-- Start RECORDS FOR THE EXERCISE --
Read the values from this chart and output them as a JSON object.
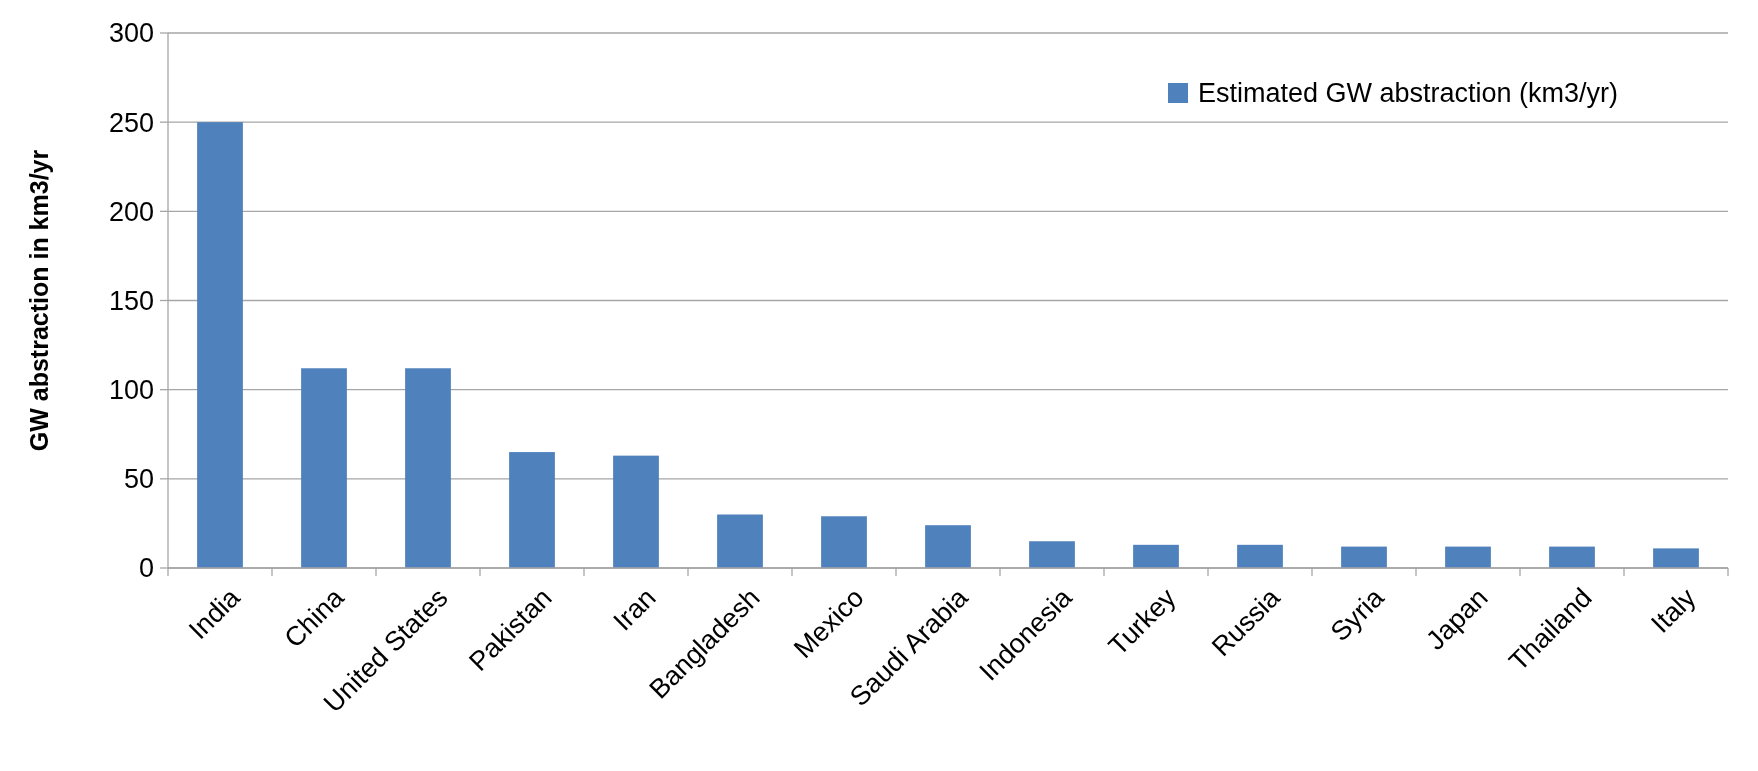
{
  "chart_data": {
    "type": "bar",
    "ylabel": "GW abstraction in km3/yr",
    "categories": [
      "India",
      "China",
      "United States",
      "Pakistan",
      "Iran",
      "Bangladesh",
      "Mexico",
      "Saudi Arabia",
      "Indonesia",
      "Turkey",
      "Russia",
      "Syria",
      "Japan",
      "Thailand",
      "Italy"
    ],
    "series": [
      {
        "name": "Estimated GW abstraction (km3/yr)",
        "color": "#4f81bd",
        "values": [
          250,
          112,
          112,
          65,
          63,
          30,
          29,
          24,
          15,
          13,
          13,
          12,
          12,
          12,
          11
        ]
      }
    ],
    "ylim": [
      0,
      300
    ],
    "yticks": [
      0,
      50,
      100,
      150,
      200,
      250,
      300
    ],
    "grid": "y",
    "legend": "top right"
  }
}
-- End RECORDS FOR THE EXERCISE --
* [TASK STATEMENT]: Write out each entry exactly as given, but skip the pictures.

* [REPLY TO THE EXERCISE]:
Read the values from this chart and output them as a JSON object.
{
  "chart_data": {
    "type": "bar",
    "ylabel": "GW abstraction in km3/yr",
    "categories": [
      "India",
      "China",
      "United States",
      "Pakistan",
      "Iran",
      "Bangladesh",
      "Mexico",
      "Saudi Arabia",
      "Indonesia",
      "Turkey",
      "Russia",
      "Syria",
      "Japan",
      "Thailand",
      "Italy"
    ],
    "series": [
      {
        "name": "Estimated GW abstraction (km3/yr)",
        "color": "#4f81bd",
        "values": [
          250,
          112,
          112,
          65,
          63,
          30,
          29,
          24,
          15,
          13,
          13,
          12,
          12,
          12,
          11
        ]
      }
    ],
    "ylim": [
      0,
      300
    ],
    "yticks": [
      0,
      50,
      100,
      150,
      200,
      250,
      300
    ],
    "grid": "y",
    "legend": "top right"
  }
}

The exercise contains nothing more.